Search the data below for "features"; list each line that holds it.

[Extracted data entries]

┌────────

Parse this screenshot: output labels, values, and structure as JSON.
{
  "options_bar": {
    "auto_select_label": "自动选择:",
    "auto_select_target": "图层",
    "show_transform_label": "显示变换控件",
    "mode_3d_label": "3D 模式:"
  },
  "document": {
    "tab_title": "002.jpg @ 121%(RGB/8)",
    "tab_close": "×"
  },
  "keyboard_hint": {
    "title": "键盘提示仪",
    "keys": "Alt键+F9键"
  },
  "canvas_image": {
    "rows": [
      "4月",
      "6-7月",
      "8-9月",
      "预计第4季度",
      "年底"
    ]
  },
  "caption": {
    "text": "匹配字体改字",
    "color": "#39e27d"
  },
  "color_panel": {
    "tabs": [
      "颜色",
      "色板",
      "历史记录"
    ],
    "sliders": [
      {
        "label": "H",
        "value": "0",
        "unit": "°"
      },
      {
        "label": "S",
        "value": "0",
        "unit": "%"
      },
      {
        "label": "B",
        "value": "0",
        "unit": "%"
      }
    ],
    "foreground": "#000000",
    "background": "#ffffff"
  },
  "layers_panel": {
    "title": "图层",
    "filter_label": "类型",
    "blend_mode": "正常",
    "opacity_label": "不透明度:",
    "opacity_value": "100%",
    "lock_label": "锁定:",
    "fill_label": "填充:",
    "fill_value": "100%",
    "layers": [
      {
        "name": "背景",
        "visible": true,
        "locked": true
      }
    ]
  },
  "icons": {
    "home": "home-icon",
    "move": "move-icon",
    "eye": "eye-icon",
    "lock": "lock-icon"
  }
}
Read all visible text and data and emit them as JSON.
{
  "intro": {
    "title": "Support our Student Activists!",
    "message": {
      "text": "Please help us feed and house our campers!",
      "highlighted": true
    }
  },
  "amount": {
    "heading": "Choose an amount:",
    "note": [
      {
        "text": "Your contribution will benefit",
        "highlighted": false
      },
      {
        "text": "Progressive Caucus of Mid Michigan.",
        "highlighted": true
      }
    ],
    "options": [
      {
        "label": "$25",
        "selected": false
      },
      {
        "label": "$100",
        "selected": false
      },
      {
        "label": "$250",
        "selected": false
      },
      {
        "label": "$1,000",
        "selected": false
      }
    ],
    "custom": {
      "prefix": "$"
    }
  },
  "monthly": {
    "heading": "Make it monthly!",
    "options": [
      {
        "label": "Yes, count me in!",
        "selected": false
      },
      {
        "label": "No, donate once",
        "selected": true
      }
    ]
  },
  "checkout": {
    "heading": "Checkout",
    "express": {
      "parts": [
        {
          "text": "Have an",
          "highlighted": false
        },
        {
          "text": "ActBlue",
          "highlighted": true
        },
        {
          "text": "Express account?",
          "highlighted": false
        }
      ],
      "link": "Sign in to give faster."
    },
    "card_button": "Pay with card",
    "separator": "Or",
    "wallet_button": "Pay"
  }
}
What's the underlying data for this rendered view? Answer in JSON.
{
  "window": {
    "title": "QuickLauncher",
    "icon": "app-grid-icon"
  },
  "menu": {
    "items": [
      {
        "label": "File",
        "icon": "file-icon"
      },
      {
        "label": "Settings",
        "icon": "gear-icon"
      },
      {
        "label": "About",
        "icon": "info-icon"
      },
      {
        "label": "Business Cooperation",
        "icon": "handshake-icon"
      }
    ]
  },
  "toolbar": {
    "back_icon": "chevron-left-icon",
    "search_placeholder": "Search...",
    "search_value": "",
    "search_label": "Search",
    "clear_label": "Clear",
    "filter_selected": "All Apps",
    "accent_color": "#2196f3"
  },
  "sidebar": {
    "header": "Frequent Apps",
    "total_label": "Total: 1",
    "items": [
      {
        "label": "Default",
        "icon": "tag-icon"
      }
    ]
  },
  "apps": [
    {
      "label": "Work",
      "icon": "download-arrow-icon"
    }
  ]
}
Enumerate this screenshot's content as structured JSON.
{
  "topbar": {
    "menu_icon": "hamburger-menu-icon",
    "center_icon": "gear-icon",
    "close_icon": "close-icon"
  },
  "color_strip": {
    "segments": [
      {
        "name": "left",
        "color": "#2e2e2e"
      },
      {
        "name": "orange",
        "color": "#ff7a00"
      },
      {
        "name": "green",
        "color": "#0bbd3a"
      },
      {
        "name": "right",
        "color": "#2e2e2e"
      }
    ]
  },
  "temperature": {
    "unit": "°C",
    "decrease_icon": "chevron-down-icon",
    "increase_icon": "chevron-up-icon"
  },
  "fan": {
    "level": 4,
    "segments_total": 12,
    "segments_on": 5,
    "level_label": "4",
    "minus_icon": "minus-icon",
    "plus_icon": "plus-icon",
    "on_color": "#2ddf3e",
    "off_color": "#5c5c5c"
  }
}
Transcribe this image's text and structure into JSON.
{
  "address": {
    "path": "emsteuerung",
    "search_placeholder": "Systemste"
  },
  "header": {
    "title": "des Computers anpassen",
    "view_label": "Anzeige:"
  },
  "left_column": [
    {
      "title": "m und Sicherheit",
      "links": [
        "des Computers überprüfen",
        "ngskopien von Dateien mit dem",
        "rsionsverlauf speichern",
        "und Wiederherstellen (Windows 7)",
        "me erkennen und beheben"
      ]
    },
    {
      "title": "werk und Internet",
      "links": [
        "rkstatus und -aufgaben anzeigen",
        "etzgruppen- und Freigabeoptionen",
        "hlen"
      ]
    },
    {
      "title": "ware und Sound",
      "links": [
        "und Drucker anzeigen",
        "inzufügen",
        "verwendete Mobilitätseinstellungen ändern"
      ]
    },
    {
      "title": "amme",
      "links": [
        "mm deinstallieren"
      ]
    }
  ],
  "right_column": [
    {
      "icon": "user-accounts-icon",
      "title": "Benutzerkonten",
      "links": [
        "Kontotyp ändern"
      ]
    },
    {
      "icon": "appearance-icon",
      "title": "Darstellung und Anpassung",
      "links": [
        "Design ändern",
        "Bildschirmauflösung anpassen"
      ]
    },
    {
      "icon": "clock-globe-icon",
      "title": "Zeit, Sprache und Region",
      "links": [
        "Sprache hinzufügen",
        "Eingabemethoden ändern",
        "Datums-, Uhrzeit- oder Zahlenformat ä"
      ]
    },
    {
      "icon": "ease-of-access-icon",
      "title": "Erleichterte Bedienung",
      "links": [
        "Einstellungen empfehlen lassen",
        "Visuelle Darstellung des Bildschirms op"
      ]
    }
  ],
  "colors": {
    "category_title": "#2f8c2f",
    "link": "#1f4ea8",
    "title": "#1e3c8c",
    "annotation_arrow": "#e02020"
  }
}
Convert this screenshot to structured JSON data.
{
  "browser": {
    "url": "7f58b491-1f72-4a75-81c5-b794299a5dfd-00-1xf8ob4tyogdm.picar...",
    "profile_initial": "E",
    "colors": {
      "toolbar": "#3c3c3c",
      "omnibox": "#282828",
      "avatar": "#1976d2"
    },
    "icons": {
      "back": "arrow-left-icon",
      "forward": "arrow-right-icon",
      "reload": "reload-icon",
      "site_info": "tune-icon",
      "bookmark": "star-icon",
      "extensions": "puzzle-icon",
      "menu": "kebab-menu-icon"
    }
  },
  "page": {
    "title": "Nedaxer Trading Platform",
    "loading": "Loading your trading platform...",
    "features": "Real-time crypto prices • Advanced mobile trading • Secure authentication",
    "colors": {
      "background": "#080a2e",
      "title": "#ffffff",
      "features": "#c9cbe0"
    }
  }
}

└────────

Task answer –
    "features": "Real-time crypto prices • Advanced mobile trading • Secure authentication",
      "features": "#c9cbe0"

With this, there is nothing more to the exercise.